◆ What needs to be done
Copy every line from the records below that holds the word "брака".

◆ Records supplied

===

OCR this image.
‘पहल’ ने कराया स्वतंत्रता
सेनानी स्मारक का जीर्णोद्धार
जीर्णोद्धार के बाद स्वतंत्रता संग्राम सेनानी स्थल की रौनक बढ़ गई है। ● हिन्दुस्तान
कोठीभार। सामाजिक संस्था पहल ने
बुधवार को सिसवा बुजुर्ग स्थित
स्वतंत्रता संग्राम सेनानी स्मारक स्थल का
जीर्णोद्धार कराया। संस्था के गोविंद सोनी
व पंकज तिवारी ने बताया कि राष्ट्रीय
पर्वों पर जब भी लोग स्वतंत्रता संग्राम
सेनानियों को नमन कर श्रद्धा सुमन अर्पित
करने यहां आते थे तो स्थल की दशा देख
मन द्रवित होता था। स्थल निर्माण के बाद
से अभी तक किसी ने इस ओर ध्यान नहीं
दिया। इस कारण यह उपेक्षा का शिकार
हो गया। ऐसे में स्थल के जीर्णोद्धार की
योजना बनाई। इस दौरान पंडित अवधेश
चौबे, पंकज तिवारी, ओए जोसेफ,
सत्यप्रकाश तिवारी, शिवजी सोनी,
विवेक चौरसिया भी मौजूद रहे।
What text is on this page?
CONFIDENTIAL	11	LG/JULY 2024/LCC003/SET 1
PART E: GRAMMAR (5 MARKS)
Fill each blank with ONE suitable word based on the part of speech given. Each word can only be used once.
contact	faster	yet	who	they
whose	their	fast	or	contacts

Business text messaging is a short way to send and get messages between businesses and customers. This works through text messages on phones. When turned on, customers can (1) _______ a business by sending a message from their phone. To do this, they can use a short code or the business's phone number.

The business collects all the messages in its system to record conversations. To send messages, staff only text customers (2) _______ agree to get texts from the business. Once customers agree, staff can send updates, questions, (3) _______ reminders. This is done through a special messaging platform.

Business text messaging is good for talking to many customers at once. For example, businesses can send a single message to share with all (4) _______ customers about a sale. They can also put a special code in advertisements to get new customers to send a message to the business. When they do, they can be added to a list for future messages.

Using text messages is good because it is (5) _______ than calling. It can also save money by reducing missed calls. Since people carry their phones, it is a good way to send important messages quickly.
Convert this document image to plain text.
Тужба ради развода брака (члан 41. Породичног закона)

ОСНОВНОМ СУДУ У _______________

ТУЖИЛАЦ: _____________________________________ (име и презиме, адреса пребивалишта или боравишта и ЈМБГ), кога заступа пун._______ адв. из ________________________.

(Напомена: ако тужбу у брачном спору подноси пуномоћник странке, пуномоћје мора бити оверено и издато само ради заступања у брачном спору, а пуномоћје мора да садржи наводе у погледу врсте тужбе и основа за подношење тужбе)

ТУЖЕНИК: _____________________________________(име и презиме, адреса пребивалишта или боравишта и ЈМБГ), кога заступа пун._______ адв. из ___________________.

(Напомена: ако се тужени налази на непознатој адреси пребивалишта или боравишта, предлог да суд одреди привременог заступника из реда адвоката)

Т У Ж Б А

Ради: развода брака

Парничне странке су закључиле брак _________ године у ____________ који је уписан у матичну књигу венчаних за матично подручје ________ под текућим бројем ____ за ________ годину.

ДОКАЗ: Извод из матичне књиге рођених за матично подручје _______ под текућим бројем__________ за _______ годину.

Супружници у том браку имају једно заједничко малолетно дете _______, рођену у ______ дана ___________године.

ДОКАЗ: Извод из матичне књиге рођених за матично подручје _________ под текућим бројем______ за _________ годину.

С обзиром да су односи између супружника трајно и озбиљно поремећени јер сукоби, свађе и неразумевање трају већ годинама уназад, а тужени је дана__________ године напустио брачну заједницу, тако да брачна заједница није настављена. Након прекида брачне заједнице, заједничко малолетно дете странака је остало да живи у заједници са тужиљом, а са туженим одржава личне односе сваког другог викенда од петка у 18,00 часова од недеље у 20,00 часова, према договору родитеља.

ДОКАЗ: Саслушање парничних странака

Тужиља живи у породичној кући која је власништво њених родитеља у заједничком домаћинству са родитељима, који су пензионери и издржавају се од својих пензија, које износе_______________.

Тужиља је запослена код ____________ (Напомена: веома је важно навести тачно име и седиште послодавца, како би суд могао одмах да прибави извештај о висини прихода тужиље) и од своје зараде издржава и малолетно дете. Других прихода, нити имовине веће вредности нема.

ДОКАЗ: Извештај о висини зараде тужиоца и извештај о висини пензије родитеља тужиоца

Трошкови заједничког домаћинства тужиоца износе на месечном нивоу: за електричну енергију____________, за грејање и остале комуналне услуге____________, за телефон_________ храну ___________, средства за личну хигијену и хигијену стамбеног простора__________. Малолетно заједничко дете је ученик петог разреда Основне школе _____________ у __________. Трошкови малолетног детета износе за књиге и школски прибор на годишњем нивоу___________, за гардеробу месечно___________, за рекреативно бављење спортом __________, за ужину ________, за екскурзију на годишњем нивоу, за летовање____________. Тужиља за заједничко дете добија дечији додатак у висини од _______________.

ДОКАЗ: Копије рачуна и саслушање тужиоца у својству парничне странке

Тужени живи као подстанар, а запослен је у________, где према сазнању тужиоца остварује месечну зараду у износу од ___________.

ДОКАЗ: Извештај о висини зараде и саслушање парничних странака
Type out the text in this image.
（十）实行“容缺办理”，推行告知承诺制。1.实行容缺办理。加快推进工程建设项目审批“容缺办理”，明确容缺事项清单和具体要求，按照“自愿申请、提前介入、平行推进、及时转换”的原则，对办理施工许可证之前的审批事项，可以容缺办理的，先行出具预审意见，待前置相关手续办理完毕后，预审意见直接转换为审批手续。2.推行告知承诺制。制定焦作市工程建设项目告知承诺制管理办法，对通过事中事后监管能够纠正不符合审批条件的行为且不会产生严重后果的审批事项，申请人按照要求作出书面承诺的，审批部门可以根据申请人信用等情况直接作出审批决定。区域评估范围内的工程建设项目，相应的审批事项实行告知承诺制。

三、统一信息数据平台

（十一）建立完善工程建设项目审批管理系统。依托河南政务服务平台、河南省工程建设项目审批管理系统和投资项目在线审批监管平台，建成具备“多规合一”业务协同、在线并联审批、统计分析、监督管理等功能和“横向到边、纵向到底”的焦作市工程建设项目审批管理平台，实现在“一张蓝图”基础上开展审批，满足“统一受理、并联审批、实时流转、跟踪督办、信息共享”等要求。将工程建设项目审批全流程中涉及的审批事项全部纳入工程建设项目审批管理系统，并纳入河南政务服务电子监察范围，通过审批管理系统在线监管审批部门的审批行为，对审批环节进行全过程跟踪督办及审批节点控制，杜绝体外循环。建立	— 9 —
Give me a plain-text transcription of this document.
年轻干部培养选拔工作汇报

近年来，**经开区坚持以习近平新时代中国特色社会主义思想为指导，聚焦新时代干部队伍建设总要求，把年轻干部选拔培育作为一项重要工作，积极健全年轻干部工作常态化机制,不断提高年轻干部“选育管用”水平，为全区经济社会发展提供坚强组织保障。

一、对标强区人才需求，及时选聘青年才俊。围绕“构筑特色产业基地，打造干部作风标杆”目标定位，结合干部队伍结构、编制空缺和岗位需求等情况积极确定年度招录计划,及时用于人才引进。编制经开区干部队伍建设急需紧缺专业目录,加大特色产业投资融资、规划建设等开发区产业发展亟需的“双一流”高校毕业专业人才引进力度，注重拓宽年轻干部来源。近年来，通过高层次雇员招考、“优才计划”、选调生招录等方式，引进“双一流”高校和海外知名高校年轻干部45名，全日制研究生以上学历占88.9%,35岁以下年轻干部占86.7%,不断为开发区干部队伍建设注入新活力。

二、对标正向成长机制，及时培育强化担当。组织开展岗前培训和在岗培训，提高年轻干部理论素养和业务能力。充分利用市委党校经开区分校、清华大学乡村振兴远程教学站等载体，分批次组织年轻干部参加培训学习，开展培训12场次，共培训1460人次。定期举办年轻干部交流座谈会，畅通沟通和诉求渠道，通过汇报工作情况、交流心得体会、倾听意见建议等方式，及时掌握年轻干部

===

◆ Reply to the exercise
Тужба ради развода брака (члан 41. Породичног закона)
Ради: развода брака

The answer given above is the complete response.